### SHORT PROBLEM
For this exercise, repeat all of the material verbatim apart from its images.

Part of a data file
____________

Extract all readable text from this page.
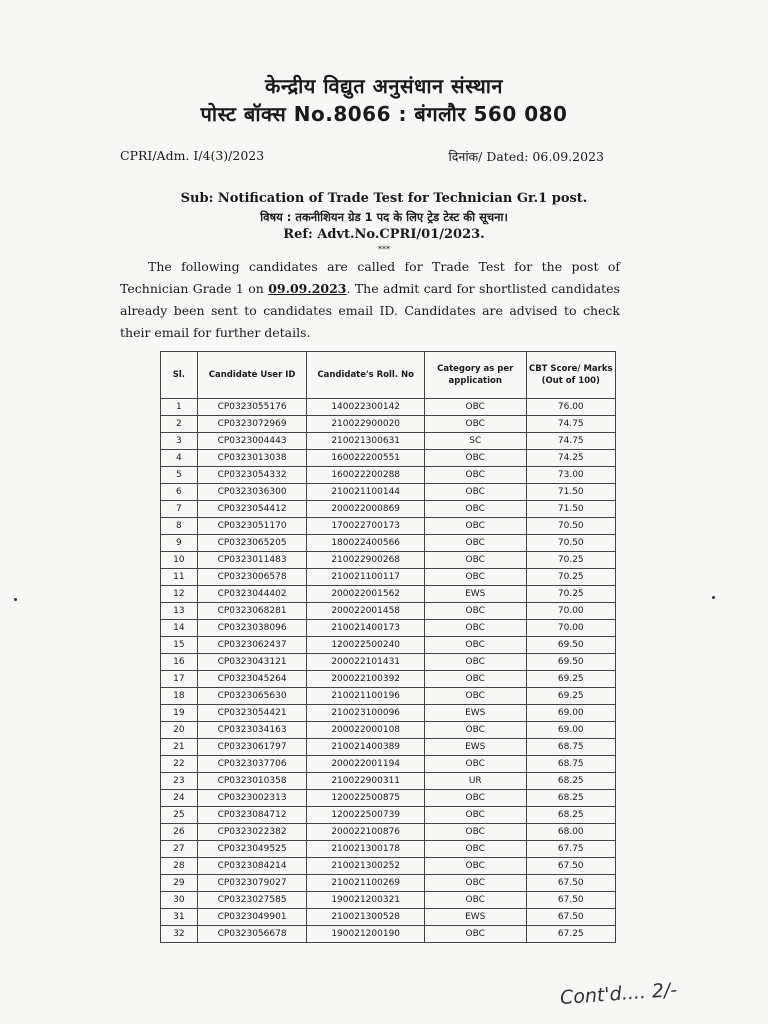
केन्द्रीय विद्युत अनुसंधान संस्थान
पोस्ट बॉक्स No.8066 : बंगलौर 560 080
CPRI/Adm. I/4(3)/2023	दिनांक/ Dated: 06.09.2023
Sub: Notification of Trade Test for Technician Gr.1 post.
विषय : तकनीशियन ग्रेड 1 पद के लिए ट्रेड टेस्ट की सूचना।
Ref: Advt.No.CPRI/01/2023.
***
The following candidates are called for Trade Test for the post of Technician Grade 1 on 09.09.2023. The admit card for shortlisted candidates already been sent to candidates email ID. Candidates are advised to check their email for further details.
Sl.	Candidate User ID	Candidate's Roll. No	Category as per application	CBT Score/ Marks (Out of 100)
1	CP0323055176	140022300142	OBC	76.00
2	CP0323072969	210022900020	OBC	74.75
3	CP0323004443	210021300631	SC	74.75
4	CP0323013038	160022200551	OBC	74.25
5	CP0323054332	160022200288	OBC	73.00
6	CP0323036300	210021100144	OBC	71.50
7	CP0323054412	200022000869	OBC	71.50
8	CP0323051170	170022700173	OBC	70.50
9	CP0323065205	180022400566	OBC	70.50
10	CP0323011483	210022900268	OBC	70.25
11	CP0323006578	210021100117	OBC	70.25
12	CP0323044402	200022001562	EWS	70.25
13	CP0323068281	200022001458	OBC	70.00
14	CP0323038096	210021400173	OBC	70.00
15	CP0323062437	120022500240	OBC	69.50
16	CP0323043121	200022101431	OBC	69.50
17	CP0323045264	200022100392	OBC	69.25
18	CP0323065630	210021100196	OBC	69.25
19	CP0323054421	210023100096	EWS	69.00
20	CP0323034163	200022000108	OBC	69.00
21	CP0323061797	210021400389	EWS	68.75
22	CP0323037706	200022001194	OBC	68.75
23	CP0323010358	210022900311	UR	68.25
24	CP0323002313	120022500875	OBC	68.25
25	CP0323084712	120022500739	OBC	68.25
26	CP0323022382	200022100876	OBC	68.00
27	CP0323049525	210021300178	OBC	67.75
28	CP0323084214	210021300252	OBC	67.50
29	CP0323079027	210021100269	OBC	67.50
30	CP0323027585	190021200321	OBC	67.50
31	CP0323049901	210021300528	EWS	67.50
32	CP0323056678	190021200190	OBC	67.25
Cont'd.... 2/-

____________

### WRITTEN ANSWER
Extract all readable text from this page.
केन्द्रीय विद्युत अनुसंधान संस्थान
पोस्ट बॉक्स No.8066 : बंगलौर 560 080
CPRI/Adm. I/4(3)/2023	दिनांक/ Dated: 06.09.2023
Sub: Notification of Trade Test for Technician Gr.1 post.
विषय : तकनीशियन ग्रेड 1 पद के लिए ट्रेड टेस्ट की सूचना।
Ref: Advt.No.CPRI/01/2023.
***
The following candidates are called for Trade Test for the post of Technician Grade 1 on 09.09.2023. The admit card for shortlisted candidates already been sent to candidates email ID. Candidates are advised to check their email for further details.
Sl.	Candidate User ID	Candidate's Roll. No	Category as per application	CBT Score/ Marks (Out of 100)
1	CP0323055176	140022300142	OBC	76.00
2	CP0323072969	210022900020	OBC	74.75
3	CP0323004443	210021300631	SC	74.75
4	CP0323013038	160022200551	OBC	74.25
5	CP0323054332	160022200288	OBC	73.00
6	CP0323036300	210021100144	OBC	71.50
7	CP0323054412	200022000869	OBC	71.50
8	CP0323051170	170022700173	OBC	70.50
9	CP0323065205	180022400566	OBC	70.50
10	CP0323011483	210022900268	OBC	70.25
11	CP0323006578	210021100117	OBC	70.25
12	CP0323044402	200022001562	EWS	70.25
13	CP0323068281	200022001458	OBC	70.00
14	CP0323038096	210021400173	OBC	70.00
15	CP0323062437	120022500240	OBC	69.50
16	CP0323043121	200022101431	OBC	69.50
17	CP0323045264	200022100392	OBC	69.25
18	CP0323065630	210021100196	OBC	69.25
19	CP0323054421	210023100096	EWS	69.00
20	CP0323034163	200022000108	OBC	69.00
21	CP0323061797	210021400389	EWS	68.75
22	CP0323037706	200022001194	OBC	68.75
23	CP0323010358	210022900311	UR	68.25
24	CP0323002313	120022500875	OBC	68.25
25	CP0323084712	120022500739	OBC	68.25
26	CP0323022382	200022100876	OBC	68.00
27	CP0323049525	210021300178	OBC	67.75
28	CP0323084214	210021300252	OBC	67.50
29	CP0323079027	210021100269	OBC	67.50
30	CP0323027585	190021200321	OBC	67.50
31	CP0323049901	210021300528	EWS	67.50
32	CP0323056678	190021200190	OBC	67.25
Cont'd.... 2/-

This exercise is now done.